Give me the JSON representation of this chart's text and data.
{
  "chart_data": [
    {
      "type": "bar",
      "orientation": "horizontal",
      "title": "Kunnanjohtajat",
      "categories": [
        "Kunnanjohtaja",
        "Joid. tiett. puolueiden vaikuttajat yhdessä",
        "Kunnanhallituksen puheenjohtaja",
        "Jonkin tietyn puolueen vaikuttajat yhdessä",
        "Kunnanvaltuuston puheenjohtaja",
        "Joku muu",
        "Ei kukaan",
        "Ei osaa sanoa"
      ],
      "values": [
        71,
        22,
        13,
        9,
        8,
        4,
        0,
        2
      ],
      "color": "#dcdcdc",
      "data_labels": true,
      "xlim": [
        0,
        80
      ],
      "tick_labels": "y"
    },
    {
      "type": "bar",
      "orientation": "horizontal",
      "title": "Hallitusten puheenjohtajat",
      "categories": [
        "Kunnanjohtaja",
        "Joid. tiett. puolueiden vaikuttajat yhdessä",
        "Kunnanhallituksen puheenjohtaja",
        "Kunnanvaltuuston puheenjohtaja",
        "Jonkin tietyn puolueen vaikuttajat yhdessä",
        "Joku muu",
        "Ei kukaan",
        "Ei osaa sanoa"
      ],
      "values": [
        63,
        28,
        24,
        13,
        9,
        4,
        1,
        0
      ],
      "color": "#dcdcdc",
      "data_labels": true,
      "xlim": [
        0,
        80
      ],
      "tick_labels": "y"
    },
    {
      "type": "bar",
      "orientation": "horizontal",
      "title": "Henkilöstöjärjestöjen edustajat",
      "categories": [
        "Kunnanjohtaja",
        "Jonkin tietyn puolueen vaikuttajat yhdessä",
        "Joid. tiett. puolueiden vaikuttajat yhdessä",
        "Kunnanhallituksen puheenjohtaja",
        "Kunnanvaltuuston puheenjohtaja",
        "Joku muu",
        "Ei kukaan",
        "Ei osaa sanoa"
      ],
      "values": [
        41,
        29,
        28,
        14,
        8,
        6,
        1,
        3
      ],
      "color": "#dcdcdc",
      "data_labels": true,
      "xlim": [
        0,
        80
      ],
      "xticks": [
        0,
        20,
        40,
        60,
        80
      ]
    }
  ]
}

• • • •

* Prompt:
Reproduce the records word for word.

* Response to the task:
Give me the JSON representation of this chart's text and data.
{
  "chart_data": [
    {
      "type": "bar",
      "orientation": "horizontal",
      "title": "Kunnanjohtajat",
      "categories": [
        "Kunnanjohtaja",
        "Joid. tiett. puolueiden vaikuttajat yhdessä",
        "Kunnanhallituksen puheenjohtaja",
        "Jonkin tietyn puolueen vaikuttajat yhdessä",
        "Kunnanvaltuuston puheenjohtaja",
        "Joku muu",
        "Ei kukaan",
        "Ei osaa sanoa"
      ],
      "values": [
        71,
        22,
        13,
        9,
        8,
        4,
        0,
        2
      ],
      "color": "#dcdcdc",
      "data_labels": true,
      "xlim": [
        0,
        80
      ],
      "tick_labels": "y"
    },
    {
      "type": "bar",
      "orientation": "horizontal",
      "title": "Hallitusten puheenjohtajat",
      "categories": [
        "Kunnanjohtaja",
        "Joid. tiett. puolueiden vaikuttajat yhdessä",
        "Kunnanhallituksen puheenjohtaja",
        "Kunnanvaltuuston puheenjohtaja",
        "Jonkin tietyn puolueen vaikuttajat yhdessä",
        "Joku muu",
        "Ei kukaan",
        "Ei osaa sanoa"
      ],
      "values": [
        63,
        28,
        24,
        13,
        9,
        4,
        1,
        0
      ],
      "color": "#dcdcdc",
      "data_labels": true,
      "xlim": [
        0,
        80
      ],
      "tick_labels": "y"
    },
    {
      "type": "bar",
      "orientation": "horizontal",
      "title": "Henkilöstöjärjestöjen edustajat",
      "categories": [
        "Kunnanjohtaja",
        "Jonkin tietyn puolueen vaikuttajat yhdessä",
        "Joid. tiett. puolueiden vaikuttajat yhdessä",
        "Kunnanhallituksen puheenjohtaja",
        "Kunnanvaltuuston puheenjohtaja",
        "Joku muu",
        "Ei kukaan",
        "Ei osaa sanoa"
      ],
      "values": [
        41,
        29,
        28,
        14,
        8,
        6,
        1,
        3
      ],
      "color": "#dcdcdc",
      "data_labels": true,
      "xlim": [
        0,
        80
      ],
      "xticks": [
        0,
        20,
        40,
        60,
        80
      ]
    }
  ]
}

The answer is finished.